* DO THIS *
Copy all lines that contain the word "name".

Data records
>>>

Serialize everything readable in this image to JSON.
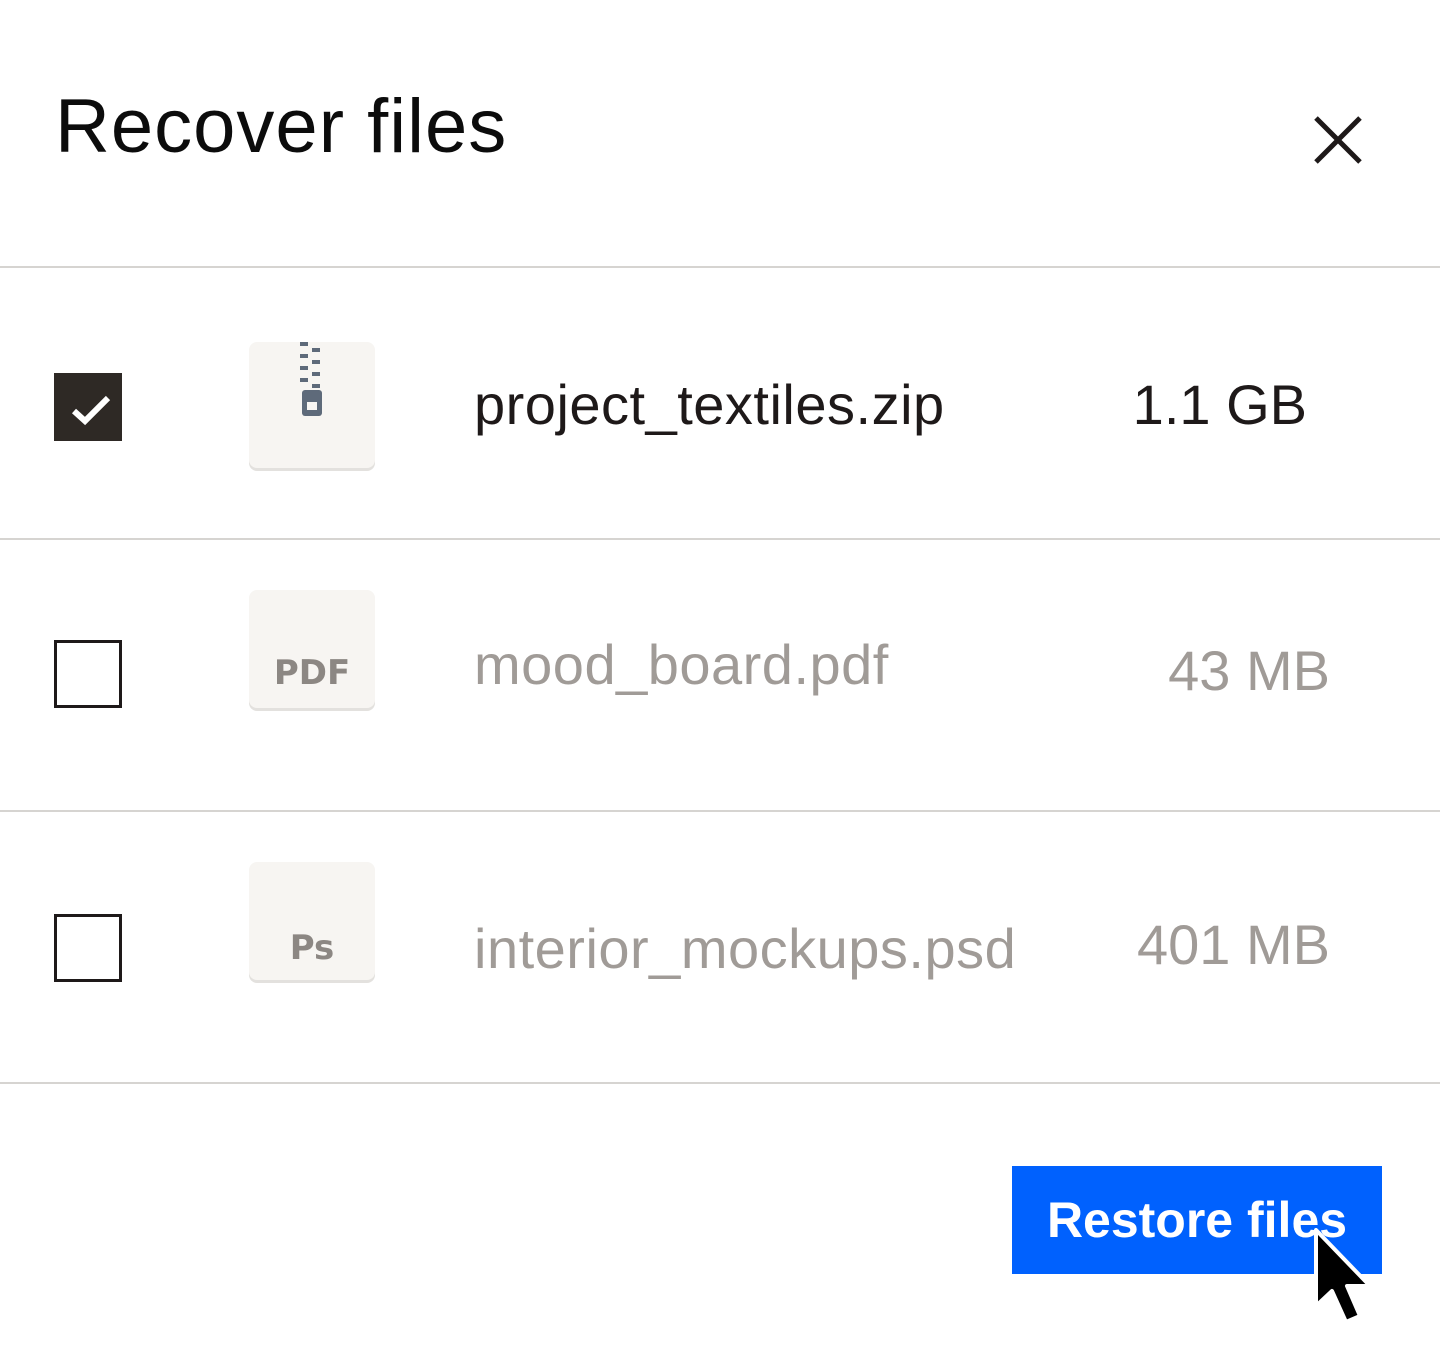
{
  "dialog": {
    "title": "Recover files",
    "close_icon": "close-icon"
  },
  "files": [
    {
      "name": "project_textiles.zip",
      "size": "1.1 GB",
      "checked": true,
      "type": "zip",
      "thumb_label": "",
      "icon": "zip-file-icon"
    },
    {
      "name": "mood_board.pdf",
      "size": "43 MB",
      "checked": false,
      "type": "pdf",
      "thumb_label": "PDF",
      "icon": "pdf-file-icon"
    },
    {
      "name": "interior_mockups.psd",
      "size": "401 MB",
      "checked": false,
      "type": "psd",
      "thumb_label": "Ps",
      "icon": "psd-file-icon"
    }
  ],
  "footer": {
    "restore_label": "Restore files"
  },
  "colors": {
    "accent": "#0061fe",
    "checked_box": "#2e2925",
    "divider": "#d6d4d1",
    "muted_text": "#a09b97"
  }
}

<<<

* SOLVED PROBLEM *
      "name": "project_textiles.zip",
      "name": "mood_board.pdf",
      "name": "interior_mockups.psd",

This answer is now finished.